→ PROBLEM TO WORK ON: Present the following entries again, word for word and in full.

→ Stored items:

————

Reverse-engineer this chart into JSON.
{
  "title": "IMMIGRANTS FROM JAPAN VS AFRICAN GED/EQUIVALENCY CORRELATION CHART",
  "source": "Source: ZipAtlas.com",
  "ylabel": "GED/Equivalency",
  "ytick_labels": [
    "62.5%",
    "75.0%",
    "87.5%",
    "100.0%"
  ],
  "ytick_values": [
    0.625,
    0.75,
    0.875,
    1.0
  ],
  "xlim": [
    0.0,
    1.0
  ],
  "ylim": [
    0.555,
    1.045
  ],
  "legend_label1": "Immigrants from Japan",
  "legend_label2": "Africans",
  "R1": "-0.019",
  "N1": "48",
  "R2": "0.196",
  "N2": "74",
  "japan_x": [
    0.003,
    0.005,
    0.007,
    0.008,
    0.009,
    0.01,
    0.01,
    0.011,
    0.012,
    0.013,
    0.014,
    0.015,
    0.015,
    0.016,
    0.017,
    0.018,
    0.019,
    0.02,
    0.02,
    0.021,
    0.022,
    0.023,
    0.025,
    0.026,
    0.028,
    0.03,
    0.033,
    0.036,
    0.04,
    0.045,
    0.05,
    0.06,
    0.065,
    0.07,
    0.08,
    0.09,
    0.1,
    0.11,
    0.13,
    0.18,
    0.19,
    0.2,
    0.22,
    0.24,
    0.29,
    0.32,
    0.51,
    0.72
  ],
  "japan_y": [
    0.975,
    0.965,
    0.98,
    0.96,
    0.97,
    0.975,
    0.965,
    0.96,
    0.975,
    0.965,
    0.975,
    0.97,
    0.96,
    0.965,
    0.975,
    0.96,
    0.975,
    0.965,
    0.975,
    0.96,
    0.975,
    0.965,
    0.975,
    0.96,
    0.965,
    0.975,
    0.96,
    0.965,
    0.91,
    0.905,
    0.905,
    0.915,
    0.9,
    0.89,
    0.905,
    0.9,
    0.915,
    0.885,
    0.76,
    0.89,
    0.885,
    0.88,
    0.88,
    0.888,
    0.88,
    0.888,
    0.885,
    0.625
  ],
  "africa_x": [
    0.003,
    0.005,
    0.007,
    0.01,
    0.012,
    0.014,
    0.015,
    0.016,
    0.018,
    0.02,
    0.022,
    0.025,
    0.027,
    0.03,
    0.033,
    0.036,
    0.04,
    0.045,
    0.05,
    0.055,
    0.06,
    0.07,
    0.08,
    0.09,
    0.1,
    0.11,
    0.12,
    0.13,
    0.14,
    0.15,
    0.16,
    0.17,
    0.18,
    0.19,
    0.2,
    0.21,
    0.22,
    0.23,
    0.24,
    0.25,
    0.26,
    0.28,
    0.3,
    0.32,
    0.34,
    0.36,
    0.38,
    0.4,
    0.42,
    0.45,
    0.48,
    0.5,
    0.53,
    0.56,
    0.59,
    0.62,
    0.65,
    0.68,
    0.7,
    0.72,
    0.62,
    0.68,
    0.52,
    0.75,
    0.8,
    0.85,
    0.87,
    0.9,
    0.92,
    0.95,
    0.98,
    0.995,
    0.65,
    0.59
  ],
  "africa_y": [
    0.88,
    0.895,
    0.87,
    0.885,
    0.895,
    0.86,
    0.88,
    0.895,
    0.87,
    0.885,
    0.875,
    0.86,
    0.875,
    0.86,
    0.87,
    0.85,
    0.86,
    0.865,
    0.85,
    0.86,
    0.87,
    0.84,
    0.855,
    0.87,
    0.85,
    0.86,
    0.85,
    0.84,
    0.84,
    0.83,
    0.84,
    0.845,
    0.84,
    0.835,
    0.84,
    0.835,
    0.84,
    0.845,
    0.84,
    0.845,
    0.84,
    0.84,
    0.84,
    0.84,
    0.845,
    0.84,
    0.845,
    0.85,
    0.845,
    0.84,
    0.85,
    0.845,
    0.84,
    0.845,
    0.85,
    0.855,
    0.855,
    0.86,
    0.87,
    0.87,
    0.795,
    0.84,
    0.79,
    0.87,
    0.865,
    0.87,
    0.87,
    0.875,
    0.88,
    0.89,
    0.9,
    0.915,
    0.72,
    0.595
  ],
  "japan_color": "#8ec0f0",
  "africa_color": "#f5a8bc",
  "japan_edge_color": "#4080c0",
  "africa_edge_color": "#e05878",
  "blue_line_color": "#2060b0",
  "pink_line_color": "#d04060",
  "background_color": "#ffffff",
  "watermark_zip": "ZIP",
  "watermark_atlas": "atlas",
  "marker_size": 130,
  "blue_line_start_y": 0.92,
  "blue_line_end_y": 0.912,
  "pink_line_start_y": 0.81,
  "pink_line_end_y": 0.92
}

————

→ EXPECTED OUTPUT:
Reverse-engineer this chart into JSON.
{
  "title": "IMMIGRANTS FROM JAPAN VS AFRICAN GED/EQUIVALENCY CORRELATION CHART",
  "source": "Source: ZipAtlas.com",
  "ylabel": "GED/Equivalency",
  "ytick_labels": [
    "62.5%",
    "75.0%",
    "87.5%",
    "100.0%"
  ],
  "ytick_values": [
    0.625,
    0.75,
    0.875,
    1.0
  ],
  "xlim": [
    0.0,
    1.0
  ],
  "ylim": [
    0.555,
    1.045
  ],
  "legend_label1": "Immigrants from Japan",
  "legend_label2": "Africans",
  "R1": "-0.019",
  "N1": "48",
  "R2": "0.196",
  "N2": "74",
  "japan_x": [
    0.003,
    0.005,
    0.007,
    0.008,
    0.009,
    0.01,
    0.01,
    0.011,
    0.012,
    0.013,
    0.014,
    0.015,
    0.015,
    0.016,
    0.017,
    0.018,
    0.019,
    0.02,
    0.02,
    0.021,
    0.022,
    0.023,
    0.025,
    0.026,
    0.028,
    0.03,
    0.033,
    0.036,
    0.04,
    0.045,
    0.05,
    0.06,
    0.065,
    0.07,
    0.08,
    0.09,
    0.1,
    0.11,
    0.13,
    0.18,
    0.19,
    0.2,
    0.22,
    0.24,
    0.29,
    0.32,
    0.51,
    0.72
  ],
  "japan_y": [
    0.975,
    0.965,
    0.98,
    0.96,
    0.97,
    0.975,
    0.965,
    0.96,
    0.975,
    0.965,
    0.975,
    0.97,
    0.96,
    0.965,
    0.975,
    0.96,
    0.975,
    0.965,
    0.975,
    0.96,
    0.975,
    0.965,
    0.975,
    0.96,
    0.965,
    0.975,
    0.96,
    0.965,
    0.91,
    0.905,
    0.905,
    0.915,
    0.9,
    0.89,
    0.905,
    0.9,
    0.915,
    0.885,
    0.76,
    0.89,
    0.885,
    0.88,
    0.88,
    0.888,
    0.88,
    0.888,
    0.885,
    0.625
  ],
  "africa_x": [
    0.003,
    0.005,
    0.007,
    0.01,
    0.012,
    0.014,
    0.015,
    0.016,
    0.018,
    0.02,
    0.022,
    0.025,
    0.027,
    0.03,
    0.033,
    0.036,
    0.04,
    0.045,
    0.05,
    0.055,
    0.06,
    0.07,
    0.08,
    0.09,
    0.1,
    0.11,
    0.12,
    0.13,
    0.14,
    0.15,
    0.16,
    0.17,
    0.18,
    0.19,
    0.2,
    0.21,
    0.22,
    0.23,
    0.24,
    0.25,
    0.26,
    0.28,
    0.3,
    0.32,
    0.34,
    0.36,
    0.38,
    0.4,
    0.42,
    0.45,
    0.48,
    0.5,
    0.53,
    0.56,
    0.59,
    0.62,
    0.65,
    0.68,
    0.7,
    0.72,
    0.62,
    0.68,
    0.52,
    0.75,
    0.8,
    0.85,
    0.87,
    0.9,
    0.92,
    0.95,
    0.98,
    0.995,
    0.65,
    0.59
  ],
  "africa_y": [
    0.88,
    0.895,
    0.87,
    0.885,
    0.895,
    0.86,
    0.88,
    0.895,
    0.87,
    0.885,
    0.875,
    0.86,
    0.875,
    0.86,
    0.87,
    0.85,
    0.86,
    0.865,
    0.85,
    0.86,
    0.87,
    0.84,
    0.855,
    0.87,
    0.85,
    0.86,
    0.85,
    0.84,
    0.84,
    0.83,
    0.84,
    0.845,
    0.84,
    0.835,
    0.84,
    0.835,
    0.84,
    0.845,
    0.84,
    0.845,
    0.84,
    0.84,
    0.84,
    0.84,
    0.845,
    0.84,
    0.845,
    0.85,
    0.845,
    0.84,
    0.85,
    0.845,
    0.84,
    0.845,
    0.85,
    0.855,
    0.855,
    0.86,
    0.87,
    0.87,
    0.795,
    0.84,
    0.79,
    0.87,
    0.865,
    0.87,
    0.87,
    0.875,
    0.88,
    0.89,
    0.9,
    0.915,
    0.72,
    0.595
  ],
  "japan_color": "#8ec0f0",
  "africa_color": "#f5a8bc",
  "japan_edge_color": "#4080c0",
  "africa_edge_color": "#e05878",
  "blue_line_color": "#2060b0",
  "pink_line_color": "#d04060",
  "background_color": "#ffffff",
  "watermark_zip": "ZIP",
  "watermark_atlas": "atlas",
  "marker_size": 130,
  "blue_line_start_y": 0.92,
  "blue_line_end_y": 0.912,
  "pink_line_start_y": 0.81,
  "pink_line_end_y": 0.92
}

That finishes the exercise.